■ WHAT YOU NEED TO DO ■
Filter the entries below, keeping only lines with the word "this".

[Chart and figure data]

(begin)

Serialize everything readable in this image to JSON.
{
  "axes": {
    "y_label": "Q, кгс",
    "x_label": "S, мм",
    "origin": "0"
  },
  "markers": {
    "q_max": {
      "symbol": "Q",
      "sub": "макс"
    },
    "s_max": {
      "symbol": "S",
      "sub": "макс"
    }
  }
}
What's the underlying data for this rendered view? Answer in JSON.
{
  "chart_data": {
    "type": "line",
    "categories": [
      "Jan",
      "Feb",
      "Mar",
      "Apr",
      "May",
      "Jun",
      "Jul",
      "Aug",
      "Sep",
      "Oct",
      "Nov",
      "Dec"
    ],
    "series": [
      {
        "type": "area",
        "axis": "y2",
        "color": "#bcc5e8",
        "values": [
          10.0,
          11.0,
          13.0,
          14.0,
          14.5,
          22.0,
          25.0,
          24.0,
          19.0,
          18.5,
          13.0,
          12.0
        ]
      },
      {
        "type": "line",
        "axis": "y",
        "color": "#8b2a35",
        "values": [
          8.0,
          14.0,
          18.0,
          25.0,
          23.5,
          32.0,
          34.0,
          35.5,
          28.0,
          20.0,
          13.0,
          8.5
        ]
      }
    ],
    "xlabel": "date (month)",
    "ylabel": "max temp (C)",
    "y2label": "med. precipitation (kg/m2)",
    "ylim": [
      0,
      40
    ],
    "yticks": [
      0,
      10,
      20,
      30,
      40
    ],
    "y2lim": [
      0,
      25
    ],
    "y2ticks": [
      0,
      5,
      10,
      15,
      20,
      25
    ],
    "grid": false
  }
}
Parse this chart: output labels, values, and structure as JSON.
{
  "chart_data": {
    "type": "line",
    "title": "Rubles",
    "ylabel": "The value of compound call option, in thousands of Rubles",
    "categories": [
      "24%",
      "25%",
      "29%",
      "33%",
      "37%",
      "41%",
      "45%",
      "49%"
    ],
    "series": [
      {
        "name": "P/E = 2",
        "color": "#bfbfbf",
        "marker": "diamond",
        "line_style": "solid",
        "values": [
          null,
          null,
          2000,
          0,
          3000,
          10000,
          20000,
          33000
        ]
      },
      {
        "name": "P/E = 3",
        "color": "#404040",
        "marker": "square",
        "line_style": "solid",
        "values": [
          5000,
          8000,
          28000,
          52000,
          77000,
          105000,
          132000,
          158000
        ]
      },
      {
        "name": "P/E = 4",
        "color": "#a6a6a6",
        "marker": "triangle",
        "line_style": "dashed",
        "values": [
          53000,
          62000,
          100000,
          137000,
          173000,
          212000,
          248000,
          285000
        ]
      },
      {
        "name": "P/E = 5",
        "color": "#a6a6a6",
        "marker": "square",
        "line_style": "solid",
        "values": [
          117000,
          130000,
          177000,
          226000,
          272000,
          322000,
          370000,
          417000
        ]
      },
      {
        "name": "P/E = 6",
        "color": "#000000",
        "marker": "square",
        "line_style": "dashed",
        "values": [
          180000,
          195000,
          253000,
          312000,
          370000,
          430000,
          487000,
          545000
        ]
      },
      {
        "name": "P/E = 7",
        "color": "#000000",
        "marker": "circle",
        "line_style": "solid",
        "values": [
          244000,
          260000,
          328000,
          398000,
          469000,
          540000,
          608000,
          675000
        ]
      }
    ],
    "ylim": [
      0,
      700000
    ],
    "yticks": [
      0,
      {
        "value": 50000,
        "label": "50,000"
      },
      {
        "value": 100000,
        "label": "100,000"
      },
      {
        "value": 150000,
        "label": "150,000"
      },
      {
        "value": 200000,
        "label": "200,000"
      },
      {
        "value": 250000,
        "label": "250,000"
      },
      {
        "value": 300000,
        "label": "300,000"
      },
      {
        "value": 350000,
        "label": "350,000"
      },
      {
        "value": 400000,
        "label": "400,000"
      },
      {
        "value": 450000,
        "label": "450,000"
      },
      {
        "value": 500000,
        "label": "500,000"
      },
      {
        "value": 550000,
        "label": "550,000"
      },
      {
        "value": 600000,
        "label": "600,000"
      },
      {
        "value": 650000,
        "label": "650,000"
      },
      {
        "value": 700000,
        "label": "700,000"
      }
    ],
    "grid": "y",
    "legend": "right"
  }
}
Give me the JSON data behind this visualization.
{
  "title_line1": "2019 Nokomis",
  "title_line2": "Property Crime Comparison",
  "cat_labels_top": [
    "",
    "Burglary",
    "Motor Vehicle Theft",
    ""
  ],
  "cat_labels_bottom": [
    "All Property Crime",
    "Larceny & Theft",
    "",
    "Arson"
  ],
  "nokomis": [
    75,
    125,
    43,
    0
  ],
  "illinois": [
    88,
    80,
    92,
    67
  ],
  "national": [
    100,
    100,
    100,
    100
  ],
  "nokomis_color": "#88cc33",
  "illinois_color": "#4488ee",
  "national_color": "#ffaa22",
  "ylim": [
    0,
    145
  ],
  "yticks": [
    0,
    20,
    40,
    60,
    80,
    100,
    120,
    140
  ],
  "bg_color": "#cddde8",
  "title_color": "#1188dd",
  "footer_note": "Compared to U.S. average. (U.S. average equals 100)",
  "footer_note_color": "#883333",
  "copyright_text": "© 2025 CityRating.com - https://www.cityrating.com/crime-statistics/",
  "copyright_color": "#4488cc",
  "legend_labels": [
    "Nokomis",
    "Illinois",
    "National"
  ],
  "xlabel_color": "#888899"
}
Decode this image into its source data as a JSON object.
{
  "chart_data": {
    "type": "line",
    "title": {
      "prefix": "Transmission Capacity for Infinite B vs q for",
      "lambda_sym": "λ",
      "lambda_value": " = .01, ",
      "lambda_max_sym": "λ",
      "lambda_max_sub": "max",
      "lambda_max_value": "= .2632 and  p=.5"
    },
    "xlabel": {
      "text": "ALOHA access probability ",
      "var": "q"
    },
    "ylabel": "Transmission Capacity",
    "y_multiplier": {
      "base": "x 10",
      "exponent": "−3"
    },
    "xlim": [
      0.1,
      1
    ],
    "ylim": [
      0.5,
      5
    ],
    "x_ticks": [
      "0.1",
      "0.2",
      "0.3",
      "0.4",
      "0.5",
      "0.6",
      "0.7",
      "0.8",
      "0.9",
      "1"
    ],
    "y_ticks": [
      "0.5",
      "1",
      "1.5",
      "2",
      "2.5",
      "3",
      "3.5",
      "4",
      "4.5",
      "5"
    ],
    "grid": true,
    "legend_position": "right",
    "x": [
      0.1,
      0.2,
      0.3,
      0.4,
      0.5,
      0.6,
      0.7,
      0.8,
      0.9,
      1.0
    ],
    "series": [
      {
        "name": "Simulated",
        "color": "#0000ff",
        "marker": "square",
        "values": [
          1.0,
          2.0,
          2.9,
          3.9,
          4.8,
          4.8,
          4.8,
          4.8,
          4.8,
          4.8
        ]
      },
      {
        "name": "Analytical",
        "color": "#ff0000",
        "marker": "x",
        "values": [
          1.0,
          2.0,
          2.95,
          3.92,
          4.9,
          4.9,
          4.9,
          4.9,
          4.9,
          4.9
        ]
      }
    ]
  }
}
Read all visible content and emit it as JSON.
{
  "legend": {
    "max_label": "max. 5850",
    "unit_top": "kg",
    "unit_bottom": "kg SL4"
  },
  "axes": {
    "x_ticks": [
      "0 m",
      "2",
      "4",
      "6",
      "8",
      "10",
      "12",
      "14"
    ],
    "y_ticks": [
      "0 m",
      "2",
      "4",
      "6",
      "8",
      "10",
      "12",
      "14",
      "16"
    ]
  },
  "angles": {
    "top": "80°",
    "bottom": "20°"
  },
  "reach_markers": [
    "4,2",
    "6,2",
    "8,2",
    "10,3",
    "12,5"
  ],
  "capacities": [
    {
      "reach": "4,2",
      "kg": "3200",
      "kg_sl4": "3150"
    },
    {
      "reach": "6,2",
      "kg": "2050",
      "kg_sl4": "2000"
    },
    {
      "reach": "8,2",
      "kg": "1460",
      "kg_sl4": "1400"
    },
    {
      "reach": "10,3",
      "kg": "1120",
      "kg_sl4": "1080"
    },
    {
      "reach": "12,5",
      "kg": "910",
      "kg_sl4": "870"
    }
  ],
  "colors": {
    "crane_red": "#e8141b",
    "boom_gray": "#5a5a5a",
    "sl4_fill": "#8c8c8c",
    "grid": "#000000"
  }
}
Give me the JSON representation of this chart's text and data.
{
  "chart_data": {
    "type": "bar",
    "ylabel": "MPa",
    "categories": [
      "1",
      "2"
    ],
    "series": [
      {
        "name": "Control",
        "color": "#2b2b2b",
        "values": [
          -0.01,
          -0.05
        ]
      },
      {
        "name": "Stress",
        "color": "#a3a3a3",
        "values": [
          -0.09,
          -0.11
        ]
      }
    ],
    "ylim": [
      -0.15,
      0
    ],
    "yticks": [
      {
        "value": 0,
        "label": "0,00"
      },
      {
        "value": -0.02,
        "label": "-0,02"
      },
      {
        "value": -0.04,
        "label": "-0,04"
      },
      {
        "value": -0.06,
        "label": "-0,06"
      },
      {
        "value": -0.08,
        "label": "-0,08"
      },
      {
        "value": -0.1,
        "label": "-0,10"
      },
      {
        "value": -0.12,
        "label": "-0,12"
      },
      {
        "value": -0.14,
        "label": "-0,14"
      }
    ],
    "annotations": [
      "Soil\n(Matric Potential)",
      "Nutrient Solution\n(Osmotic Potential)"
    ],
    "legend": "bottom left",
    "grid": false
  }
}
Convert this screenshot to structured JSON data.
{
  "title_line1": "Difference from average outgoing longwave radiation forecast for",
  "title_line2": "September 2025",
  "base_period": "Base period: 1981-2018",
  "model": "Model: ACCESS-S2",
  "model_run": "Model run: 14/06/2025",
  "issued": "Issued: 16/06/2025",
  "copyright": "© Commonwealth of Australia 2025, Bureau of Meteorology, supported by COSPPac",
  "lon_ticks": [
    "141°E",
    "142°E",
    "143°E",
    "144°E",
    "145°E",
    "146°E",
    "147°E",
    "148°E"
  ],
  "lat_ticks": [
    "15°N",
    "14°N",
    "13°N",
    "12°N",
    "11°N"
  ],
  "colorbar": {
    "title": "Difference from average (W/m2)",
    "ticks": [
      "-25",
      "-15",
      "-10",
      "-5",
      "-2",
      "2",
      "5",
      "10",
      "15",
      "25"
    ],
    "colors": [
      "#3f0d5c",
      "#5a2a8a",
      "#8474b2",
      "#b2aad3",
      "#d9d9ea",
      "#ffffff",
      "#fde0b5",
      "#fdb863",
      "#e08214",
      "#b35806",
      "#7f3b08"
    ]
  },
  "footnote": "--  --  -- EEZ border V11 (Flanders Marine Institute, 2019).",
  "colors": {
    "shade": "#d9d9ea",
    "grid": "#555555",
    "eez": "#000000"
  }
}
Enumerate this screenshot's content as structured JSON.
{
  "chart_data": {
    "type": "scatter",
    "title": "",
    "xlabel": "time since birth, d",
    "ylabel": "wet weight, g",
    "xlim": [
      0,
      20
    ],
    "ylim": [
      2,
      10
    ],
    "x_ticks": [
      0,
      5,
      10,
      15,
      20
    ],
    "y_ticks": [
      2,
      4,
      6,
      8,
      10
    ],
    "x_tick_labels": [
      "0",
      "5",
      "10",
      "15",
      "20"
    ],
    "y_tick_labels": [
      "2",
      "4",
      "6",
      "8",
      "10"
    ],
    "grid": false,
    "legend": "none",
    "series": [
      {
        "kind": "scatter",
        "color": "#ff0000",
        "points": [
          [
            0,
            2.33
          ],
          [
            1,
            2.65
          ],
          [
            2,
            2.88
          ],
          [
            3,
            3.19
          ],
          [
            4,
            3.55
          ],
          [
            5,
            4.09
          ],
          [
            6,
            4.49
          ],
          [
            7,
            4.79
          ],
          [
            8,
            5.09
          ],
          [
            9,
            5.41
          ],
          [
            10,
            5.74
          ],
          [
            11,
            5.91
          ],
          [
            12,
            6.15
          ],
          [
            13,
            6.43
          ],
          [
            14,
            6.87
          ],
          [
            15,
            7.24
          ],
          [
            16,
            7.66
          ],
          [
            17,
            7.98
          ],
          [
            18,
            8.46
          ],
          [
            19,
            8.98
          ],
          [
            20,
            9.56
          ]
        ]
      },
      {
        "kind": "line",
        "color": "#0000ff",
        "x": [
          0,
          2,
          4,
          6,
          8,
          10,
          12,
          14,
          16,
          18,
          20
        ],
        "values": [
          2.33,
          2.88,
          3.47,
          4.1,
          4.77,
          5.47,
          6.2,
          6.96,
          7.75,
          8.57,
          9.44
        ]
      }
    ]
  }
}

(end)

■ RESPONSE ■
Serialize everything readable in this image to JSON.
What's the underlying data for this rendered view? Answer in JSON.
Parse this chart: output labels, values, and structure as JSON.
Give me the JSON data behind this visualization.
Decode this image into its source data as a JSON object.
Give me the JSON representation of this chart's text and data.
Convert this screenshot to structured JSON data.
Enumerate this screenshot's content as structured JSON.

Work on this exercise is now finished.